*EXERCISE DIRECTIONS*
Look through the data below. Collect every line where the word "Netti" occurs.

** START OF GIVEN DATA **

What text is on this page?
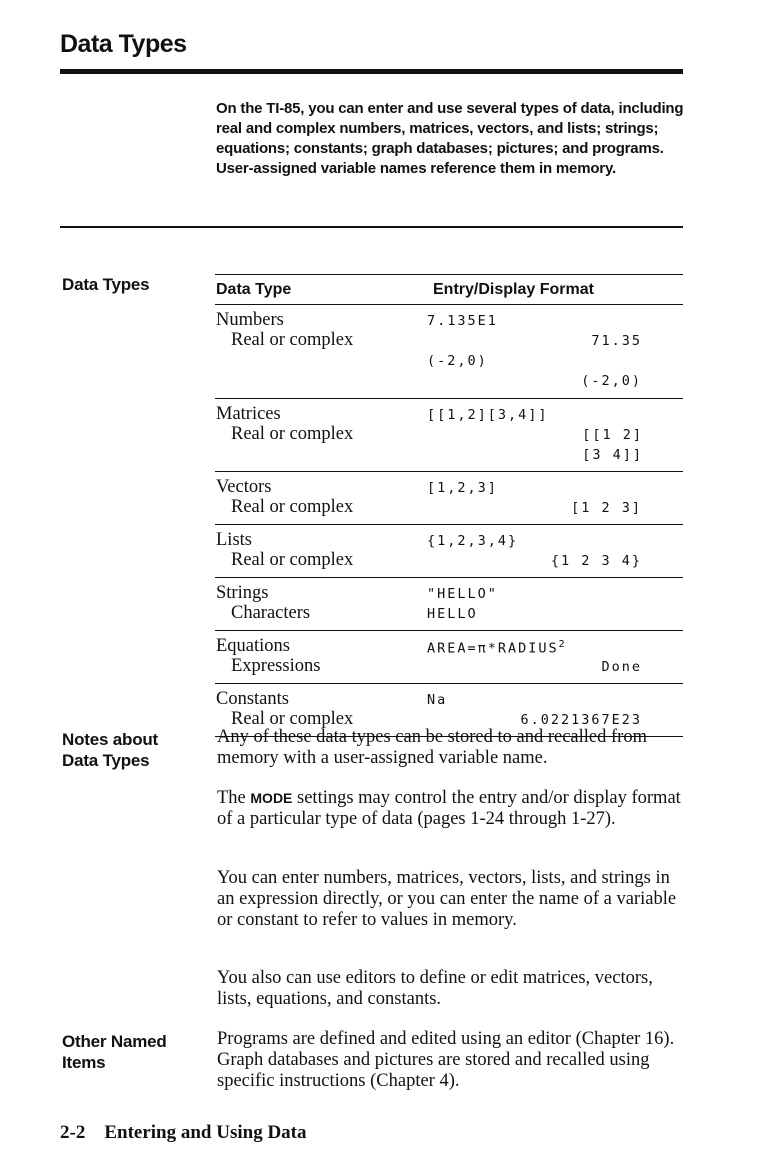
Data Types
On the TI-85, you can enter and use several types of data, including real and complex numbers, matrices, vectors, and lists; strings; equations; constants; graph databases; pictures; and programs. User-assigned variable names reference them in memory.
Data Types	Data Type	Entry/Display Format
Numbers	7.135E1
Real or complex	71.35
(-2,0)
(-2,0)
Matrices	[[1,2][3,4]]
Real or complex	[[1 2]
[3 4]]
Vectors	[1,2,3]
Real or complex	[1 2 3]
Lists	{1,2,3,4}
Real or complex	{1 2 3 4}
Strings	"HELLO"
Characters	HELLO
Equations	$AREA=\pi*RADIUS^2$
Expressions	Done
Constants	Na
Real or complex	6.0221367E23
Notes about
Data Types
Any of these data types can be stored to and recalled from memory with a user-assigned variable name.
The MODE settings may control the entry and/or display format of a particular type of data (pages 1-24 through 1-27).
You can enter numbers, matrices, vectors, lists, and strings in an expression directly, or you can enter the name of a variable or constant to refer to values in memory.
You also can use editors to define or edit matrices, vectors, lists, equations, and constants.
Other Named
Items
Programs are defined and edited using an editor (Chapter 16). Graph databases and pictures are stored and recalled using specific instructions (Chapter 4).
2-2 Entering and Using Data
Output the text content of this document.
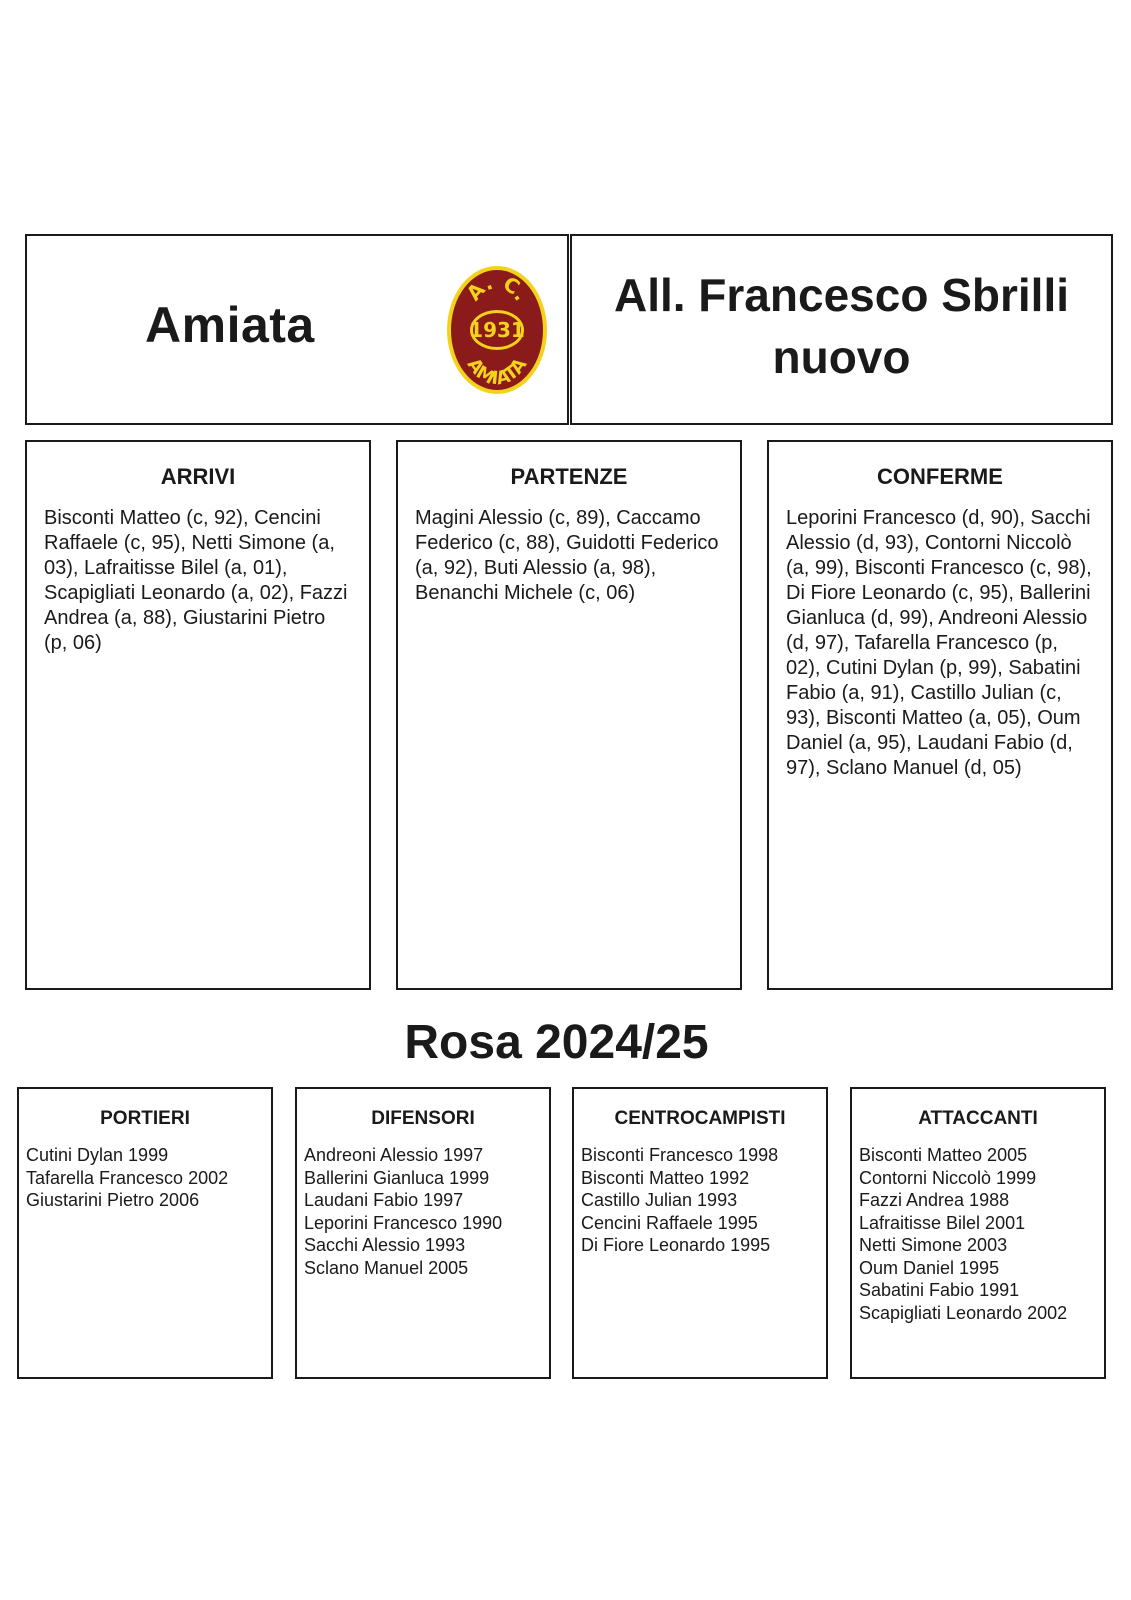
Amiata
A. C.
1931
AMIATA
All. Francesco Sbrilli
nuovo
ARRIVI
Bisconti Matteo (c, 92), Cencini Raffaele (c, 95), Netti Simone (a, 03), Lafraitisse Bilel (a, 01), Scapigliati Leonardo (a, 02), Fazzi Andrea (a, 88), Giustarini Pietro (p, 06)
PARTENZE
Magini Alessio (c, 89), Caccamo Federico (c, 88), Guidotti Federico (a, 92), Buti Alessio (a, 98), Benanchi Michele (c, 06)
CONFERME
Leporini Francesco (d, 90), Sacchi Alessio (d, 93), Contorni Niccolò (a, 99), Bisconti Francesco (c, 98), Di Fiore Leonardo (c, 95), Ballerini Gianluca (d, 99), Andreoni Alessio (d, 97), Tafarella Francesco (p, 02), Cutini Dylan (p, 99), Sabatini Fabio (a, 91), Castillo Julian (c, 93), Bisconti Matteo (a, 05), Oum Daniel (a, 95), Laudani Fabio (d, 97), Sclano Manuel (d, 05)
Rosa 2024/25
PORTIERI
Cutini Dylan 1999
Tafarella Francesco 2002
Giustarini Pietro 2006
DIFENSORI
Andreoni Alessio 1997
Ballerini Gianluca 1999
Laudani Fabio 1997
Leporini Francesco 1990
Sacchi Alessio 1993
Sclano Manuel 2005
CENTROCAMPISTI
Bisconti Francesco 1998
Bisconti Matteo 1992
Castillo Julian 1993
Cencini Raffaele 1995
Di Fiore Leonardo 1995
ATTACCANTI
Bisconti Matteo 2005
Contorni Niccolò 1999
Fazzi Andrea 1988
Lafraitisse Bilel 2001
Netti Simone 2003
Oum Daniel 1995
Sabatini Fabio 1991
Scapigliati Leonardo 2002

** END OF GIVEN DATA **
** START OF GIVEN DATA **

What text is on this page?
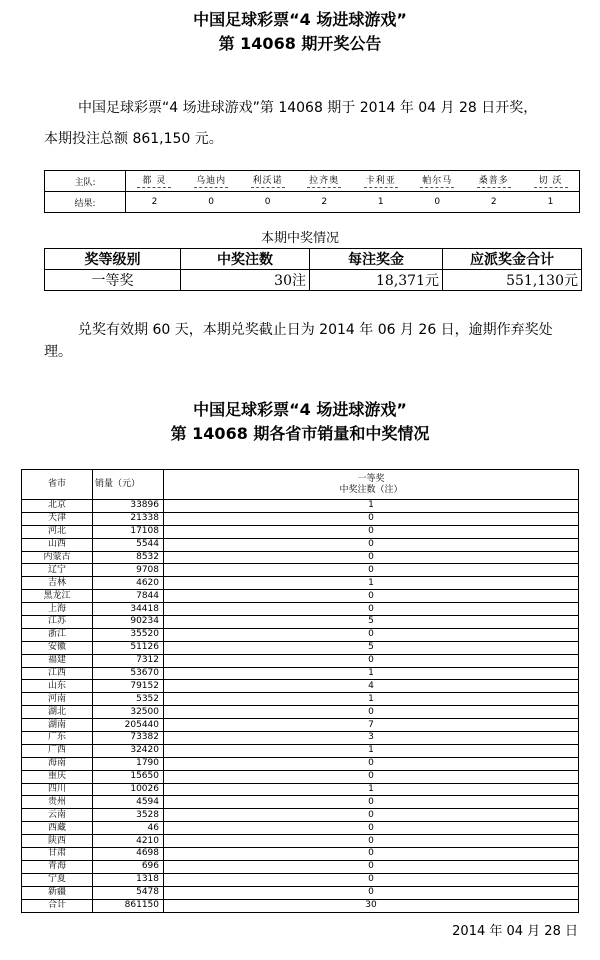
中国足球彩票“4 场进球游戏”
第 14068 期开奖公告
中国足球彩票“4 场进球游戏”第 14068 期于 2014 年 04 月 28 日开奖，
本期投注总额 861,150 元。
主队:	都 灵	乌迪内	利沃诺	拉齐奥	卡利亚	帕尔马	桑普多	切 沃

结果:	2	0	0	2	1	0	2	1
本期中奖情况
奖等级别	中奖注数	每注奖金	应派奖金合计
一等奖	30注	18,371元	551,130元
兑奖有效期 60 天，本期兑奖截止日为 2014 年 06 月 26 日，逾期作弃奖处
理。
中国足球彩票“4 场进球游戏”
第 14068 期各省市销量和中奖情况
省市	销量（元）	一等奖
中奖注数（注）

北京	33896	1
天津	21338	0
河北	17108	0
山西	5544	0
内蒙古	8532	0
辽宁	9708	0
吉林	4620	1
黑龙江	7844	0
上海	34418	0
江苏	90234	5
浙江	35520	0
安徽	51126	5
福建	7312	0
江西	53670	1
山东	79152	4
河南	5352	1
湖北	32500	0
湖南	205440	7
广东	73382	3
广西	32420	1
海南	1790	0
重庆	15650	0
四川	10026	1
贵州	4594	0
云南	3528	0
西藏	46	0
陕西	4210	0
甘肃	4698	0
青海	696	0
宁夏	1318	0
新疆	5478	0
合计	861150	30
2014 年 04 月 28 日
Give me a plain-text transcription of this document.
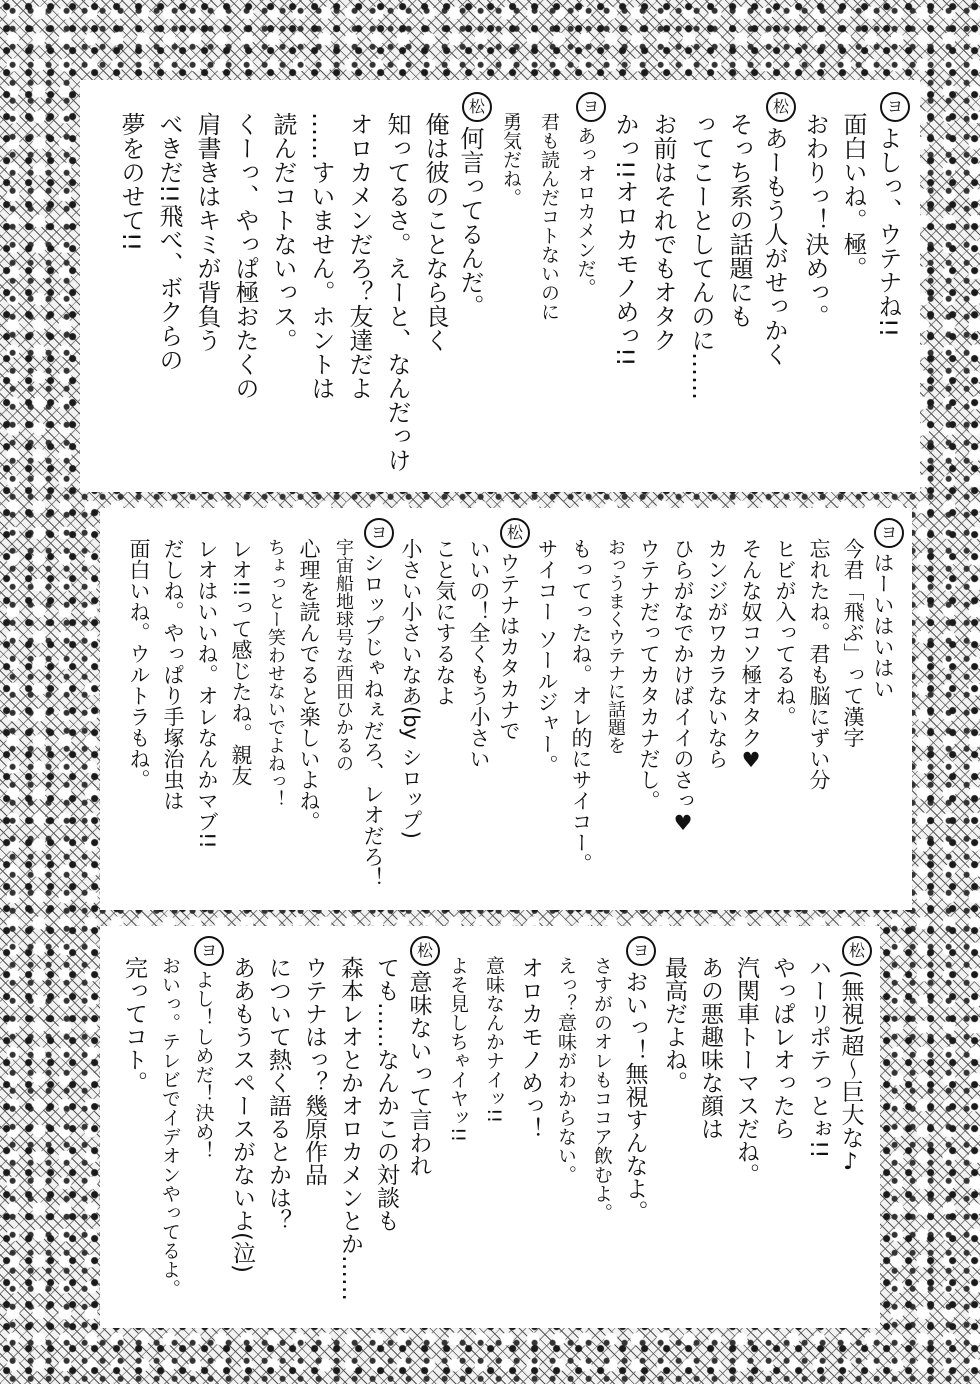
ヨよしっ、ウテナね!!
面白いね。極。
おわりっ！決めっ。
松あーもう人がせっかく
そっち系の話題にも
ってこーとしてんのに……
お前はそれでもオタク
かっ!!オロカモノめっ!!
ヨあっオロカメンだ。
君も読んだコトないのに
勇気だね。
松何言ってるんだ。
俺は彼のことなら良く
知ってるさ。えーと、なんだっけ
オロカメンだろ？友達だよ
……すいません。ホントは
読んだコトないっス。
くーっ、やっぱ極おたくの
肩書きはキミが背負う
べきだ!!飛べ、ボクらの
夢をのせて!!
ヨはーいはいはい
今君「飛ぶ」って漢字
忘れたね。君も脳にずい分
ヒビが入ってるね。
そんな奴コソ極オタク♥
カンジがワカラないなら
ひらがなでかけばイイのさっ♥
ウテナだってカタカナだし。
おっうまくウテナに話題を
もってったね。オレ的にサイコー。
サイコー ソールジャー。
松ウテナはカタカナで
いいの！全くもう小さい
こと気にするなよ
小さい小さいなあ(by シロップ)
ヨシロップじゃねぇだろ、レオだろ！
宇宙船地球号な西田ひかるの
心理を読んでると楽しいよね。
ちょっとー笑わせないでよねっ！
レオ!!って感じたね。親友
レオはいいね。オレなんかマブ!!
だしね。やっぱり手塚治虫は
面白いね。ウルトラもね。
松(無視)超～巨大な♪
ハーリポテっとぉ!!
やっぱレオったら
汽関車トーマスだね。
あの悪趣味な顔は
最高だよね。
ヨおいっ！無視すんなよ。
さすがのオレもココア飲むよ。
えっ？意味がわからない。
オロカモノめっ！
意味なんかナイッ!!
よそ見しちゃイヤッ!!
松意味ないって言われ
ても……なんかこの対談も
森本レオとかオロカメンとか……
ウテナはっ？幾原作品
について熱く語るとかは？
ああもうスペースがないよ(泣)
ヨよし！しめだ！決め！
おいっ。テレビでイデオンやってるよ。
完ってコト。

** END OF GIVEN DATA **

*RESULT OF THE TASK*
Bisconti Matteo (c, 92), Cencini Raffaele (c, 95), Netti Simone (a, 03), Lafraitisse Bilel (a, 01), Scapigliati Leonardo (a, 02), Fazzi Andrea (a, 88), Giustarini Pietro (p, 06)
Netti Simone 2003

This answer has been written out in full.